Items listed in a dataset:
###

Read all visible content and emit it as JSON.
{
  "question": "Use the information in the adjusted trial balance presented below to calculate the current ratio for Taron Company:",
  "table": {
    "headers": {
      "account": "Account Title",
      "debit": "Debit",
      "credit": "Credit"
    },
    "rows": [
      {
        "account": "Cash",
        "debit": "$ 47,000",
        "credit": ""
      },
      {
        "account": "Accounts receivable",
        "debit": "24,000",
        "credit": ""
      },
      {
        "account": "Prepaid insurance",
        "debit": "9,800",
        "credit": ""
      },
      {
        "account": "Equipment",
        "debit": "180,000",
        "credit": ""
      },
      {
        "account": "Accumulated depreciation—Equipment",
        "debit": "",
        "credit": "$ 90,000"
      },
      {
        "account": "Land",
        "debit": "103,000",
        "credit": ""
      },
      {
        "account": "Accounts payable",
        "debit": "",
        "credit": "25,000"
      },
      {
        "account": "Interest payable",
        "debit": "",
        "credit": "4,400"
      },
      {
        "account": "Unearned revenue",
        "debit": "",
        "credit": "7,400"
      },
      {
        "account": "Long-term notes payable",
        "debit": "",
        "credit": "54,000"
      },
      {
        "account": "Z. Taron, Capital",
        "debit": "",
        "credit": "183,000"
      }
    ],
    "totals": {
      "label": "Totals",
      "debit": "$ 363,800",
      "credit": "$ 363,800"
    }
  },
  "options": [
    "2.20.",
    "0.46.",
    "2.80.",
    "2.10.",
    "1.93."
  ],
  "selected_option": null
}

###

GIVEN EXERCISE: In the material above, show every line where the word "payable" turns up.

OUTPUT BELOW:
        "account": "Accounts payable",
        "account": "Interest payable",
        "account": "Long-term notes payable",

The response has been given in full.